**What is needed**. Return each entry exactly, with none missing.

Dataset entries on figures:
** Start **

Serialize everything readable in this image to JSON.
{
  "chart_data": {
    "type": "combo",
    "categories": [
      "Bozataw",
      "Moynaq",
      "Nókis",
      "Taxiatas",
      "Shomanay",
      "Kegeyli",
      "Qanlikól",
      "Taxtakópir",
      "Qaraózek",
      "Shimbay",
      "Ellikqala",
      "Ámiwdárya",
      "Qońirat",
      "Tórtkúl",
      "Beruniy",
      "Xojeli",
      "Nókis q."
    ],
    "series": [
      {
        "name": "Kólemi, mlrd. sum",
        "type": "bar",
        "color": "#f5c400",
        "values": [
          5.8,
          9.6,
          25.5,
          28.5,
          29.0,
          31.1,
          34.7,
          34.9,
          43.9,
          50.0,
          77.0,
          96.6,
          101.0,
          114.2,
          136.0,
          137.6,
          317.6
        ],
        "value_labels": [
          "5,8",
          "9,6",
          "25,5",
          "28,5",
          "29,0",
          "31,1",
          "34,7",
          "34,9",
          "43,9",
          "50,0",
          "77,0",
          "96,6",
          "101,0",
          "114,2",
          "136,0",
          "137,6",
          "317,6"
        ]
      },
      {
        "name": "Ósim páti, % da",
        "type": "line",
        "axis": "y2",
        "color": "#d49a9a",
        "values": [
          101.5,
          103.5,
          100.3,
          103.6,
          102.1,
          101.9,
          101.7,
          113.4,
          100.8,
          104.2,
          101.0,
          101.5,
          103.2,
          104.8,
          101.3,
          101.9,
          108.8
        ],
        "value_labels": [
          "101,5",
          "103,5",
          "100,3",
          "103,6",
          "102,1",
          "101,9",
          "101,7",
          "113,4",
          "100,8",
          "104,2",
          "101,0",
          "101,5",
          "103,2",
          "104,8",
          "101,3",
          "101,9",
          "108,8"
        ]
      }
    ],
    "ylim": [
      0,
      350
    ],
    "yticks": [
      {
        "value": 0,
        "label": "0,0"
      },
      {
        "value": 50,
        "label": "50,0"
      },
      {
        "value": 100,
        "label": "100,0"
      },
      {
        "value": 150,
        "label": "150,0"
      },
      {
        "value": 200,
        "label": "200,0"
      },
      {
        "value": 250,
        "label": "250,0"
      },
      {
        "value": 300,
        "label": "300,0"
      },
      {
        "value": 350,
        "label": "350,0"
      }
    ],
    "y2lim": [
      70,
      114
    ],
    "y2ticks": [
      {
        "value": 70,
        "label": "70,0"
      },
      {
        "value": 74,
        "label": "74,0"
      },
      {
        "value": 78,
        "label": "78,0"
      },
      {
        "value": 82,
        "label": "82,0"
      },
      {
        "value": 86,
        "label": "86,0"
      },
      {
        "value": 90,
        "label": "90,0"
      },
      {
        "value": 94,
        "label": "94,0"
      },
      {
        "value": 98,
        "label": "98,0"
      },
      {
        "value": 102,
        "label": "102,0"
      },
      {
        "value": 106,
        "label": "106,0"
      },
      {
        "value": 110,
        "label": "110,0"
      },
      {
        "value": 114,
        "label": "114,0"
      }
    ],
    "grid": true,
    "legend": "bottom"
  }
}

** End **

**Exercise response**.
Serialize everything readable in this image to JSON.
{
  "chart_data": {
    "type": "combo",
    "categories": [
      "Bozataw",
      "Moynaq",
      "Nókis",
      "Taxiatas",
      "Shomanay",
      "Kegeyli",
      "Qanlikól",
      "Taxtakópir",
      "Qaraózek",
      "Shimbay",
      "Ellikqala",
      "Ámiwdárya",
      "Qońirat",
      "Tórtkúl",
      "Beruniy",
      "Xojeli",
      "Nókis q."
    ],
    "series": [
      {
        "name": "Kólemi, mlrd. sum",
        "type": "bar",
        "color": "#f5c400",
        "values": [
          5.8,
          9.6,
          25.5,
          28.5,
          29.0,
          31.1,
          34.7,
          34.9,
          43.9,
          50.0,
          77.0,
          96.6,
          101.0,
          114.2,
          136.0,
          137.6,
          317.6
        ],
        "value_labels": [
          "5,8",
          "9,6",
          "25,5",
          "28,5",
          "29,0",
          "31,1",
          "34,7",
          "34,9",
          "43,9",
          "50,0",
          "77,0",
          "96,6",
          "101,0",
          "114,2",
          "136,0",
          "137,6",
          "317,6"
        ]
      },
      {
        "name": "Ósim páti, % da",
        "type": "line",
        "axis": "y2",
        "color": "#d49a9a",
        "values": [
          101.5,
          103.5,
          100.3,
          103.6,
          102.1,
          101.9,
          101.7,
          113.4,
          100.8,
          104.2,
          101.0,
          101.5,
          103.2,
          104.8,
          101.3,
          101.9,
          108.8
        ],
        "value_labels": [
          "101,5",
          "103,5",
          "100,3",
          "103,6",
          "102,1",
          "101,9",
          "101,7",
          "113,4",
          "100,8",
          "104,2",
          "101,0",
          "101,5",
          "103,2",
          "104,8",
          "101,3",
          "101,9",
          "108,8"
        ]
      }
    ],
    "ylim": [
      0,
      350
    ],
    "yticks": [
      {
        "value": 0,
        "label": "0,0"
      },
      {
        "value": 50,
        "label": "50,0"
      },
      {
        "value": 100,
        "label": "100,0"
      },
      {
        "value": 150,
        "label": "150,0"
      },
      {
        "value": 200,
        "label": "200,0"
      },
      {
        "value": 250,
        "label": "250,0"
      },
      {
        "value": 300,
        "label": "300,0"
      },
      {
        "value": 350,
        "label": "350,0"
      }
    ],
    "y2lim": [
      70,
      114
    ],
    "y2ticks": [
      {
        "value": 70,
        "label": "70,0"
      },
      {
        "value": 74,
        "label": "74,0"
      },
      {
        "value": 78,
        "label": "78,0"
      },
      {
        "value": 82,
        "label": "82,0"
      },
      {
        "value": 86,
        "label": "86,0"
      },
      {
        "value": 90,
        "label": "90,0"
      },
      {
        "value": 94,
        "label": "94,0"
      },
      {
        "value": 98,
        "label": "98,0"
      },
      {
        "value": 102,
        "label": "102,0"
      },
      {
        "value": 106,
        "label": "106,0"
      },
      {
        "value": 110,
        "label": "110,0"
      },
      {
        "value": 114,
        "label": "114,0"
      }
    ],
    "grid": true,
    "legend": "bottom"
  }
}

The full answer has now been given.